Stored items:
_ _ _

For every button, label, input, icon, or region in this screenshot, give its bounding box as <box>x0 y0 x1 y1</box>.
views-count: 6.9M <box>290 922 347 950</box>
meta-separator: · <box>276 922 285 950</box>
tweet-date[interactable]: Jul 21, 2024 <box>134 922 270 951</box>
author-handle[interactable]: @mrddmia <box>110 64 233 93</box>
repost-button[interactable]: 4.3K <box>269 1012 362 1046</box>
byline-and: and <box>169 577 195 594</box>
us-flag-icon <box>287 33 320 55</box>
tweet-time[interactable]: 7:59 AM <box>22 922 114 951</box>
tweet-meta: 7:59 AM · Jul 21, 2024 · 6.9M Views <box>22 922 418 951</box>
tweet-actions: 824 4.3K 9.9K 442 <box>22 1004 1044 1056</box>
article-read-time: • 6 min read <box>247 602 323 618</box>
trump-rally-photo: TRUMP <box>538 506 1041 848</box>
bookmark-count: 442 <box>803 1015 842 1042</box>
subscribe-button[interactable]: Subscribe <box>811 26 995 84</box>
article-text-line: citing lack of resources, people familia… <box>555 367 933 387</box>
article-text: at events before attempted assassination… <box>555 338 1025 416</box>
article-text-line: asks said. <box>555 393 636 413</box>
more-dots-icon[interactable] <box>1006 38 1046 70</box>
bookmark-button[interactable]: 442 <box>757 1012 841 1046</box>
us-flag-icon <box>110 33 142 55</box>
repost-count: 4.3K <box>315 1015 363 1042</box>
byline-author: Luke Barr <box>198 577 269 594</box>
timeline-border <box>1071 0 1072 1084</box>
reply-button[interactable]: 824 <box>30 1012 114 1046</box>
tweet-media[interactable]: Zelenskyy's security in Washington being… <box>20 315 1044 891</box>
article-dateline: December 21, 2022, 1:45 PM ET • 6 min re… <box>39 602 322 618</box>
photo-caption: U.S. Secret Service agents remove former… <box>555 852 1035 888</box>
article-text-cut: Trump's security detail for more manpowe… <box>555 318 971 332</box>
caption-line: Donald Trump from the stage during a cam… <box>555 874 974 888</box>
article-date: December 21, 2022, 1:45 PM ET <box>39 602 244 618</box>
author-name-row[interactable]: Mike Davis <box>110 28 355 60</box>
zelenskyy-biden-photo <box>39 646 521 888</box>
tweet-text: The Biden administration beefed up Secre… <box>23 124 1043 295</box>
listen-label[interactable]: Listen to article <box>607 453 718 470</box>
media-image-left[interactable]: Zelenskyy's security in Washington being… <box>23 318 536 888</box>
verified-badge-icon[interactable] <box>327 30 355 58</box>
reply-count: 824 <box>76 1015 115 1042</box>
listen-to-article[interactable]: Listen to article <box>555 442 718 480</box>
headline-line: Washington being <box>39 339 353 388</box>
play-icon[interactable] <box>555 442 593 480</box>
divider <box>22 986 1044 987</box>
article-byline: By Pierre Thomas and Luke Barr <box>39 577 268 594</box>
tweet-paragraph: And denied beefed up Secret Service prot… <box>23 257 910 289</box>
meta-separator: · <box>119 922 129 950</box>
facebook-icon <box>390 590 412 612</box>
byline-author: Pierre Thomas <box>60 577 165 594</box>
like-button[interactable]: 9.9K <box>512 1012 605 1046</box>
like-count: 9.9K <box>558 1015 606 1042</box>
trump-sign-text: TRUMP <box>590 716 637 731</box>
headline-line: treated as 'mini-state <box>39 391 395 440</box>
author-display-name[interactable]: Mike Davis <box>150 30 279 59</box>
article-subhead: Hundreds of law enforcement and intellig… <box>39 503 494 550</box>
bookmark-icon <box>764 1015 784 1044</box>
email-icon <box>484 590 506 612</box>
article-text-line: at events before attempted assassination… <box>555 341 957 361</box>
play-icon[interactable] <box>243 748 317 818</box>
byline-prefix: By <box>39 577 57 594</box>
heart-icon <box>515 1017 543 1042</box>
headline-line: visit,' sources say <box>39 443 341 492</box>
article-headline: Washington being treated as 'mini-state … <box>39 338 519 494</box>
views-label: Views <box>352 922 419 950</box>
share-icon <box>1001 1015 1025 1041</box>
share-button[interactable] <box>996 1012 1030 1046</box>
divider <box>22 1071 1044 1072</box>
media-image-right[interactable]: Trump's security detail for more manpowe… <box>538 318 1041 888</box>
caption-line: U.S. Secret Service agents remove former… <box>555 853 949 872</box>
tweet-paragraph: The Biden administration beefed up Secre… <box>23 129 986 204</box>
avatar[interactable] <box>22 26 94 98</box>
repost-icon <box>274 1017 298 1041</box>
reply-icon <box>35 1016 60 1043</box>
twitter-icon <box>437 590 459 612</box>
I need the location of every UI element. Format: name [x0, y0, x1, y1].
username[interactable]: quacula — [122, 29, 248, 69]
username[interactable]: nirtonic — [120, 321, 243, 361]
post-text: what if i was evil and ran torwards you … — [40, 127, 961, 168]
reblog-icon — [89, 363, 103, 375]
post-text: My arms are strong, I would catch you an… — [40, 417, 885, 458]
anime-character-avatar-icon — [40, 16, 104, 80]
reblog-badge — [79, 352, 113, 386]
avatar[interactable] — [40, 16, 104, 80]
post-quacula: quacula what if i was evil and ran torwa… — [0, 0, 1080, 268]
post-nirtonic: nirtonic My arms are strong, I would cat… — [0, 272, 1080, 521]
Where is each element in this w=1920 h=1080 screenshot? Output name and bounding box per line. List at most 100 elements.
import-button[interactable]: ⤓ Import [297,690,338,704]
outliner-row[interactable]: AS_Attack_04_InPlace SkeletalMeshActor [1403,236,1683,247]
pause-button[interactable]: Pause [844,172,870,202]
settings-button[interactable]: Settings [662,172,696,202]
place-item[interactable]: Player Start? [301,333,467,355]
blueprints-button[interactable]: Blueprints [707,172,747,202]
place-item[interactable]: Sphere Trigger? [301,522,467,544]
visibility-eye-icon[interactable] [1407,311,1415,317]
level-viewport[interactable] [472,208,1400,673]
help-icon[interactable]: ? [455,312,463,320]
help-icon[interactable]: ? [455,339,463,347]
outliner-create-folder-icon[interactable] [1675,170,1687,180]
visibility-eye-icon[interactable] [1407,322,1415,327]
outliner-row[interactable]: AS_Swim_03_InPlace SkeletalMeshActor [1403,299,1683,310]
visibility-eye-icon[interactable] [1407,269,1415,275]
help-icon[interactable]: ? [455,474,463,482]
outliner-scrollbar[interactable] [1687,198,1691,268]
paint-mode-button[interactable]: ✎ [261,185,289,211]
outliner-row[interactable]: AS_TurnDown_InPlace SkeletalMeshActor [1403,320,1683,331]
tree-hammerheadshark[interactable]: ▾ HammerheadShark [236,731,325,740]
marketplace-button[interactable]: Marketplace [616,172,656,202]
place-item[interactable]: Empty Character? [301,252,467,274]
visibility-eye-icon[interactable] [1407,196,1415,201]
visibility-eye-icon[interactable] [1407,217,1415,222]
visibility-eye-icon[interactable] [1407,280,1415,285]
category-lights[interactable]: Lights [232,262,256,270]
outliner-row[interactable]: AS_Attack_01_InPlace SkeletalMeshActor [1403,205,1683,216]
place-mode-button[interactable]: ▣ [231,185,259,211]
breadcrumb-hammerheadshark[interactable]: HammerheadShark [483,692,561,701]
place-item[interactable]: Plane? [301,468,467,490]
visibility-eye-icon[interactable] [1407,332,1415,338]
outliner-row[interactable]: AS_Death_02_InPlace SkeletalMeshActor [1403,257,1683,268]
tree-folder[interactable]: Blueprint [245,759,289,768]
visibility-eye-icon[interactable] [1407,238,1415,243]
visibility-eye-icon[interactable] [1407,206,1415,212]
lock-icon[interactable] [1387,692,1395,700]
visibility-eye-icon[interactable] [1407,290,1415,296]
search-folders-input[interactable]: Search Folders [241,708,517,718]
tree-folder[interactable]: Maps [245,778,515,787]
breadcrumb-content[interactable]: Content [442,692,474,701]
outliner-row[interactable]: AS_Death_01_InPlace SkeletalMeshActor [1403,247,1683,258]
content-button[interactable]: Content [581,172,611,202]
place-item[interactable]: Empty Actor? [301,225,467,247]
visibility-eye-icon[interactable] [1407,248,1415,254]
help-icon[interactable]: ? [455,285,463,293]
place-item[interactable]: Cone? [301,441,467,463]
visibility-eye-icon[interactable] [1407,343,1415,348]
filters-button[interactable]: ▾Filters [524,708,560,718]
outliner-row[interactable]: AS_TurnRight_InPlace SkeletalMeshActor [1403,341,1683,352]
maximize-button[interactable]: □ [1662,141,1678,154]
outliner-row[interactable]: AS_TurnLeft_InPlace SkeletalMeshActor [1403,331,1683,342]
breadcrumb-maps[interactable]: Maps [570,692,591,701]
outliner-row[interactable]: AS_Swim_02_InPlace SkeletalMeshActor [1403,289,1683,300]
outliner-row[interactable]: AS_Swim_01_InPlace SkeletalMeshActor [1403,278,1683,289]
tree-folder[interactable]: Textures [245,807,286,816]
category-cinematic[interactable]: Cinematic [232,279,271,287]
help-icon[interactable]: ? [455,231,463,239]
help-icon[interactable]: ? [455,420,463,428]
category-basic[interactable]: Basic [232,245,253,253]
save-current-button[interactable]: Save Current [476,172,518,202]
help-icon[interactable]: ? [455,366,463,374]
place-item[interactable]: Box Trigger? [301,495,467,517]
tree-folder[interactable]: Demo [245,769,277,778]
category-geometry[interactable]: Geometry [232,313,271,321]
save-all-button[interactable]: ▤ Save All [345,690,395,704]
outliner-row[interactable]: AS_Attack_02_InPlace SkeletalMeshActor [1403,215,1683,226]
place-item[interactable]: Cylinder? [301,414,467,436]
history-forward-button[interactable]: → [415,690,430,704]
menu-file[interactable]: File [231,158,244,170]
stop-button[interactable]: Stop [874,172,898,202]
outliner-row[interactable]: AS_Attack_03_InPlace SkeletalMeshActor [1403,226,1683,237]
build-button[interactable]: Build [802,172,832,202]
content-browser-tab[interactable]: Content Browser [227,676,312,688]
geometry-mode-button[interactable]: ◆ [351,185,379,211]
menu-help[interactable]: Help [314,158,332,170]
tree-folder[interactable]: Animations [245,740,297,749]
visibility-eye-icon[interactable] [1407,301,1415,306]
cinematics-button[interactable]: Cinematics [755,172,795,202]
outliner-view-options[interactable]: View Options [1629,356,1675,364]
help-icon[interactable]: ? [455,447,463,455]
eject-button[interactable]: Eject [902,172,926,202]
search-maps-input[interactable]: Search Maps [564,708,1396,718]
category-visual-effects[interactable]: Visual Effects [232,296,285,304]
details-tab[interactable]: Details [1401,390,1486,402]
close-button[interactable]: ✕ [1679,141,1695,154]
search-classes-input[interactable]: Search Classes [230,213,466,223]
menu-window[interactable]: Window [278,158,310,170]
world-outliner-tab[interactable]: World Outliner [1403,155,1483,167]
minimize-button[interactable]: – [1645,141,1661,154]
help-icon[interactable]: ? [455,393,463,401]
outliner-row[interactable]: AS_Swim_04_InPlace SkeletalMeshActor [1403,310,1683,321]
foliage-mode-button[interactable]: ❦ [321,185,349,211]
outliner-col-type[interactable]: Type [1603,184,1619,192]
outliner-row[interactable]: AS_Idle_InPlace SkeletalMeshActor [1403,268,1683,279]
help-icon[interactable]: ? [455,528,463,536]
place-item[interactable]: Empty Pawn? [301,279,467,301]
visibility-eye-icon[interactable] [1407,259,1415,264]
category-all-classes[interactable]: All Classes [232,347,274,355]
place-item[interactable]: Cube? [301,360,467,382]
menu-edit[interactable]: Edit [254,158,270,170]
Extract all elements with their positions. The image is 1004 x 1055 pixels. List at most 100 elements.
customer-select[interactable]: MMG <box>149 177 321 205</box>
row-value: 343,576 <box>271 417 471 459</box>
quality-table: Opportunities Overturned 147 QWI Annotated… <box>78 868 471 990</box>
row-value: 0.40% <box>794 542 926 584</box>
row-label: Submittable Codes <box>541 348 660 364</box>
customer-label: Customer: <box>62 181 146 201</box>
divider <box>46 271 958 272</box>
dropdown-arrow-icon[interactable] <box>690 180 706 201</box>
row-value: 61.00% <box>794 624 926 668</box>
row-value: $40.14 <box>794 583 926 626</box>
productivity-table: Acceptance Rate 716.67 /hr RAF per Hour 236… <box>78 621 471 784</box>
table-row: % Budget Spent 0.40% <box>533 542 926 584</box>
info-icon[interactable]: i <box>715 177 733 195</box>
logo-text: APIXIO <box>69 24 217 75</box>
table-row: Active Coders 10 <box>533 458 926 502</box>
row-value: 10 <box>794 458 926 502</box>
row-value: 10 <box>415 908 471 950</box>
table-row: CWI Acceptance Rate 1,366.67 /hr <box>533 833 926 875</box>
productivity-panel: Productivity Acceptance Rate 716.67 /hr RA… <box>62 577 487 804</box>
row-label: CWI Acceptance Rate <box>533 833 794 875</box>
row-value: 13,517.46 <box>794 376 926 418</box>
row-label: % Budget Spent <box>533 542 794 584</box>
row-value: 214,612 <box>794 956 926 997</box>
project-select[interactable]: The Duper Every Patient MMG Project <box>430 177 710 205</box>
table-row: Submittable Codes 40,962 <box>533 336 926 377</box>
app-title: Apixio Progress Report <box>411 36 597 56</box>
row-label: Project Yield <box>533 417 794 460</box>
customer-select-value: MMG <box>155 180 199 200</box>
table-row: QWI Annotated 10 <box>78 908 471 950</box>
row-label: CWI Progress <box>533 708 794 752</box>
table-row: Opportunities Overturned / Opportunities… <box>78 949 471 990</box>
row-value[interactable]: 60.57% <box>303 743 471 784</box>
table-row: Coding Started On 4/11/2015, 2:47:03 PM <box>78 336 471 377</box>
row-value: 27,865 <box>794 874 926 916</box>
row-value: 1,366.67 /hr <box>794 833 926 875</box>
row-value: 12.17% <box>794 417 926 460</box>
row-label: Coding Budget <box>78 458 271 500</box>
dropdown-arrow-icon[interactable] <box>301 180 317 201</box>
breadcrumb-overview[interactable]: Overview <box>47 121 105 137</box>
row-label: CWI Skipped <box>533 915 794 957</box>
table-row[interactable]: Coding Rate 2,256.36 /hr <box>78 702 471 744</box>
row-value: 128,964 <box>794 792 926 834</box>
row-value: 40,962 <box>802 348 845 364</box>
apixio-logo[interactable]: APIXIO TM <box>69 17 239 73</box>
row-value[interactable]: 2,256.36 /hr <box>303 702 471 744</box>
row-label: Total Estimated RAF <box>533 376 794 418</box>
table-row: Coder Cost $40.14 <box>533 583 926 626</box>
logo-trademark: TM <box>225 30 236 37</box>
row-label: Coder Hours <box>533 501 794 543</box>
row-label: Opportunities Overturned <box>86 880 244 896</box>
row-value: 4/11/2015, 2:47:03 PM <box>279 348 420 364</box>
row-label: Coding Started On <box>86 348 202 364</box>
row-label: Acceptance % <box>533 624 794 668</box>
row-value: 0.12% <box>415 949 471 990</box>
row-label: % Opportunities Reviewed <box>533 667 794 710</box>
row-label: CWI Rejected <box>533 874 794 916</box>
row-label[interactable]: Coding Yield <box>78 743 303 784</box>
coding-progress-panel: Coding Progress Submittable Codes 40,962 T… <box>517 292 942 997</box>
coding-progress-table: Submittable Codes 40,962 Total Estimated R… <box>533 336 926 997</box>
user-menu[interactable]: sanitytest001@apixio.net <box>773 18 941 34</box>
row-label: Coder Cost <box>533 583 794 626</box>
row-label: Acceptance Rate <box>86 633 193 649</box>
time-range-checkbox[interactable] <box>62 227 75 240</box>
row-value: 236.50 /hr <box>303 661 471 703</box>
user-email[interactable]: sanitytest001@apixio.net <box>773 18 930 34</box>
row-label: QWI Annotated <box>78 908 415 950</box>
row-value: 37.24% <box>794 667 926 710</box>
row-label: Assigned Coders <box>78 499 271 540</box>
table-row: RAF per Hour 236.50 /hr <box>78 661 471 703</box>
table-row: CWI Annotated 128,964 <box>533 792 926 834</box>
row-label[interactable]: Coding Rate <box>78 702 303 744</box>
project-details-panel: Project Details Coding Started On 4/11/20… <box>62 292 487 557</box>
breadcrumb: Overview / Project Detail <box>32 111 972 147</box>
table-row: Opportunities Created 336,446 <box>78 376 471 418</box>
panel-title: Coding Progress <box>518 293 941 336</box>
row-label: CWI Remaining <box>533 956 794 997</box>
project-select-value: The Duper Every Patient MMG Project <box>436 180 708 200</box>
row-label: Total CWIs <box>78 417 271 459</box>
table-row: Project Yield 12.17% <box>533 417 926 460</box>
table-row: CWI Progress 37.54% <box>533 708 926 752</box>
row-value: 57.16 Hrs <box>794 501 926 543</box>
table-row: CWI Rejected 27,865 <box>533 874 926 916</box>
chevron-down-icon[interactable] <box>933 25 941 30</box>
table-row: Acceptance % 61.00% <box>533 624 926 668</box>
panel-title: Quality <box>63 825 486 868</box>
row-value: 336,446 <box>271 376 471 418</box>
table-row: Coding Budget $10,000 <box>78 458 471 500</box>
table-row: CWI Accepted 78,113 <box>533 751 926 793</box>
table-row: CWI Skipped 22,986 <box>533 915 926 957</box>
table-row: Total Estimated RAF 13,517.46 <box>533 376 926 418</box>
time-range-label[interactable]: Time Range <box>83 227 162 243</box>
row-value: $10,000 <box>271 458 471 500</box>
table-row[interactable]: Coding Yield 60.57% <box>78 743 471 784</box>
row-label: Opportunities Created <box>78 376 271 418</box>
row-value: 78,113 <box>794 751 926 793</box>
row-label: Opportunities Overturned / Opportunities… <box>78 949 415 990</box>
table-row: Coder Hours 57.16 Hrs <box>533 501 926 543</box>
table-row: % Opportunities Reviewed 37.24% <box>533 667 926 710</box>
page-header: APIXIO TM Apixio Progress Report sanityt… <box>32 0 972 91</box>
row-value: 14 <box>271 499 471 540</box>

_ _ _

• SET TASK: Reproduce everything from the start of the entries down to the line containing "article-text-line: asks said.", word for word and including both ends.

• COMPLETED TASK:
For every button, label, input, icon, or region in this screenshot, give its bounding box as <box>x0 y0 x1 y1</box>.
views-count: 6.9M <box>290 922 347 950</box>
meta-separator: · <box>276 922 285 950</box>
tweet-date[interactable]: Jul 21, 2024 <box>134 922 270 951</box>
author-handle[interactable]: @mrddmia <box>110 64 233 93</box>
repost-button[interactable]: 4.3K <box>269 1012 362 1046</box>
byline-and: and <box>169 577 195 594</box>
us-flag-icon <box>287 33 320 55</box>
tweet-time[interactable]: 7:59 AM <box>22 922 114 951</box>
tweet-meta: 7:59 AM · Jul 21, 2024 · 6.9M Views <box>22 922 418 951</box>
tweet-actions: 824 4.3K 9.9K 442 <box>22 1004 1044 1056</box>
article-read-time: • 6 min read <box>247 602 323 618</box>
trump-rally-photo: TRUMP <box>538 506 1041 848</box>
bookmark-count: 442 <box>803 1015 842 1042</box>
subscribe-button[interactable]: Subscribe <box>811 26 995 84</box>
article-text-line: citing lack of resources, people familia… <box>555 367 933 387</box>
article-text: at events before attempted assassination… <box>555 338 1025 416</box>
article-text-line: asks said. <box>555 393 636 413</box>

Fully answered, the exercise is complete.